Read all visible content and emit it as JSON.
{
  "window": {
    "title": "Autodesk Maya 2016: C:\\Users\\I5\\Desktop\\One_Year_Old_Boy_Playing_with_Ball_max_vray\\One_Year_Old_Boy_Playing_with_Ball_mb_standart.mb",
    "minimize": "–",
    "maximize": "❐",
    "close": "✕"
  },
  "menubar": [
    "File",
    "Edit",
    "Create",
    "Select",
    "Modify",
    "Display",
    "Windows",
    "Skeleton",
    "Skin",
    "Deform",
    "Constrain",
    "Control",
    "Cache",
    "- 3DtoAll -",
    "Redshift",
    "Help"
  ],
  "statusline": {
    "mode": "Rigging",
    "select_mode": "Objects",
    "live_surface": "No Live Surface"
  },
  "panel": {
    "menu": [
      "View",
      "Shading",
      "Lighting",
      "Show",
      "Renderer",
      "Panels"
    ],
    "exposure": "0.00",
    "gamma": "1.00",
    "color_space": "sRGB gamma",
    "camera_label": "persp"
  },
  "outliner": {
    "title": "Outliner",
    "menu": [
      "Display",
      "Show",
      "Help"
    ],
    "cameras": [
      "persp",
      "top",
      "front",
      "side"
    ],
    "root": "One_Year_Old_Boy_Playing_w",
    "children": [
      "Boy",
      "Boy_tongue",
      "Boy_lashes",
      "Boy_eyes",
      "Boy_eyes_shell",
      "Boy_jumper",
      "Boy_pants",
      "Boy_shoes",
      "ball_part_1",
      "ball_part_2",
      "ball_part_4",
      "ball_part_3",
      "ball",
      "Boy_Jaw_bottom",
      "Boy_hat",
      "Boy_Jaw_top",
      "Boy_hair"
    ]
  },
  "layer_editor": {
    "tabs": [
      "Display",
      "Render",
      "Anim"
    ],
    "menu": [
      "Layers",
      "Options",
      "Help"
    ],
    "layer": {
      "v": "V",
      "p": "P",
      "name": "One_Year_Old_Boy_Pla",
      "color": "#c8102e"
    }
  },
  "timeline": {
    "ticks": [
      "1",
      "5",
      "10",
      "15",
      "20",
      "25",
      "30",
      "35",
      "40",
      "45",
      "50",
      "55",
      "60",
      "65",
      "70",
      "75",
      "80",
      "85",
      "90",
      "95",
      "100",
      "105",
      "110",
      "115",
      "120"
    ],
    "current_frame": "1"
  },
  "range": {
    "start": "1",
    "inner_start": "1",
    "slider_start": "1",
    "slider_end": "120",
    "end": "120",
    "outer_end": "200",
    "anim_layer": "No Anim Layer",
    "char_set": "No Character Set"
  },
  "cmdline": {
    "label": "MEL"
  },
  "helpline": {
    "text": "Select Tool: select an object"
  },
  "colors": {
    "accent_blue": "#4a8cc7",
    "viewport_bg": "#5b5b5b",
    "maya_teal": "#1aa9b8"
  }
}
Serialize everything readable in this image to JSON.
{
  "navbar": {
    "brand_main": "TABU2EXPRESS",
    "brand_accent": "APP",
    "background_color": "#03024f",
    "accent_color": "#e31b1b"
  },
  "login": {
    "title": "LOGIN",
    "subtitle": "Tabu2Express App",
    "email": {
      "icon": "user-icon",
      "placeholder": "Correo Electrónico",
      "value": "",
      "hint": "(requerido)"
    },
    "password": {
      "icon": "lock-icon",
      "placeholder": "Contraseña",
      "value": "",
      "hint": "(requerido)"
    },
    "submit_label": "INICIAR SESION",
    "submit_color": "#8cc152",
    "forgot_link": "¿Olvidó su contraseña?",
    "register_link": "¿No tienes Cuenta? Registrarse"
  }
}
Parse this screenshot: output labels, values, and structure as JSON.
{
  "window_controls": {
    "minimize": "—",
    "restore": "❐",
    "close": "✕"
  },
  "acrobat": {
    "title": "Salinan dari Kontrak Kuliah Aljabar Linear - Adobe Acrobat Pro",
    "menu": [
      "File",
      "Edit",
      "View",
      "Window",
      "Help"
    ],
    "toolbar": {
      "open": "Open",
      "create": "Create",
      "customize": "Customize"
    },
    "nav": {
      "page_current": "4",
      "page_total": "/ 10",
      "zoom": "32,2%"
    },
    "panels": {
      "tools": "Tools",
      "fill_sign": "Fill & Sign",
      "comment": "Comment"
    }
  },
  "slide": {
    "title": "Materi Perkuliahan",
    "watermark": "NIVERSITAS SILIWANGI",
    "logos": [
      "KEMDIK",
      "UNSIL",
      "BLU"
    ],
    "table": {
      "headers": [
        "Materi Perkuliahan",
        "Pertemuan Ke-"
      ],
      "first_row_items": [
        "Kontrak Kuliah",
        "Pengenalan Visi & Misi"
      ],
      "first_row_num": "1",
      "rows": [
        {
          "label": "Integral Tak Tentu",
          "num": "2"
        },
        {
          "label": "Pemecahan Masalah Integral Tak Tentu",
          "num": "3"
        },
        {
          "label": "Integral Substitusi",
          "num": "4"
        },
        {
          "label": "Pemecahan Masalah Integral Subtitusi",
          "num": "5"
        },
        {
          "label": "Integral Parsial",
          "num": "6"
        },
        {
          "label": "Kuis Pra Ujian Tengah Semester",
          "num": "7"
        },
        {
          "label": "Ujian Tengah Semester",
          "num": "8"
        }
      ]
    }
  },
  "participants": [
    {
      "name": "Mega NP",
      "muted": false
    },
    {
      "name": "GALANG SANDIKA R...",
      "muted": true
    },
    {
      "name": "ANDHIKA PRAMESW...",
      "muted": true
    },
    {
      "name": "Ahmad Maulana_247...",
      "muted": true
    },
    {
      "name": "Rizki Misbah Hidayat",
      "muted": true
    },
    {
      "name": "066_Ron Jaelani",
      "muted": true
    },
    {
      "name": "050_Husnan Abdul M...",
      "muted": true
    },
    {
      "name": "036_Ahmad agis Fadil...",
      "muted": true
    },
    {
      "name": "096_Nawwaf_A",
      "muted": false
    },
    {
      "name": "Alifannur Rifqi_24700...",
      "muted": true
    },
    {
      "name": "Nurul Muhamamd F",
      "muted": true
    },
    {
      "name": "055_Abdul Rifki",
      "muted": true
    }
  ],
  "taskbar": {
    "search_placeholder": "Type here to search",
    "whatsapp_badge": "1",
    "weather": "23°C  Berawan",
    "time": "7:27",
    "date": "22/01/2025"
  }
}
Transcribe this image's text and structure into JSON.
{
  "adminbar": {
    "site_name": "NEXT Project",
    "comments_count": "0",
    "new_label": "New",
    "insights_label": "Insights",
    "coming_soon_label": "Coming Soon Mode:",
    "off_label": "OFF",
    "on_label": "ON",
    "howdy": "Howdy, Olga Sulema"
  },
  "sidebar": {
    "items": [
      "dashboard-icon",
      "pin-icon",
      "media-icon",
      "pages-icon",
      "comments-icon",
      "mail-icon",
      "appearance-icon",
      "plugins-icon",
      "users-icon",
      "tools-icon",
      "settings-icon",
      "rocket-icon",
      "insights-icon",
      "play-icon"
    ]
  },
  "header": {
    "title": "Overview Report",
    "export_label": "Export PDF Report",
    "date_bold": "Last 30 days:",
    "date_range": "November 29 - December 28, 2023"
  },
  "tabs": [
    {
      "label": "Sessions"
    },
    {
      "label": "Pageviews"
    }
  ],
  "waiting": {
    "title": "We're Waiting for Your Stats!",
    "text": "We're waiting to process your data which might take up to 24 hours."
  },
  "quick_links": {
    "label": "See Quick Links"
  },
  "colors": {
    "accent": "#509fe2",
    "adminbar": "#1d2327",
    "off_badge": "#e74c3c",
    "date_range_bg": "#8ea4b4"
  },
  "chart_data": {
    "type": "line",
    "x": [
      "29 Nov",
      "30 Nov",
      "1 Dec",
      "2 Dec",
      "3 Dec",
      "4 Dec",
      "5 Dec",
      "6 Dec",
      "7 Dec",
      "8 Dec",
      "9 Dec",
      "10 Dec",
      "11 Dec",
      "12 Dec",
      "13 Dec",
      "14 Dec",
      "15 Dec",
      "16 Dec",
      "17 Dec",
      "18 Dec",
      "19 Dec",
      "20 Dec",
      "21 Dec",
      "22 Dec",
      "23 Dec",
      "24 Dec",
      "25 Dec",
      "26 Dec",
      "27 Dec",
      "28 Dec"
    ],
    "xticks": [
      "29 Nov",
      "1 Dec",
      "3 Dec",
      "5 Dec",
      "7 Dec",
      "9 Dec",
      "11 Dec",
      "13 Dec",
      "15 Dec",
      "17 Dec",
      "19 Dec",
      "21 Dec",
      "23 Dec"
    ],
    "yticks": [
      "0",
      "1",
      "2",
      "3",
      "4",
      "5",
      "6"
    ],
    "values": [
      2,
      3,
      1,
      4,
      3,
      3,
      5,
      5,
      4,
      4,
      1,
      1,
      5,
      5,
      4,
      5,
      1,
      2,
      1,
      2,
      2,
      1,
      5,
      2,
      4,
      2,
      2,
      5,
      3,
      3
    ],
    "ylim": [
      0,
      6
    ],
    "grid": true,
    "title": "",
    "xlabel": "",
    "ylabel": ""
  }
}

Task: Every line that holds the string "JSON" should be returned.

Answer for this exercise:
Read all visible content and emit it as JSON.
Serialize everything readable in this image to JSON.
Parse this screenshot: output labels, values, and structure as JSON.
Transcribe this image's text and structure into JSON.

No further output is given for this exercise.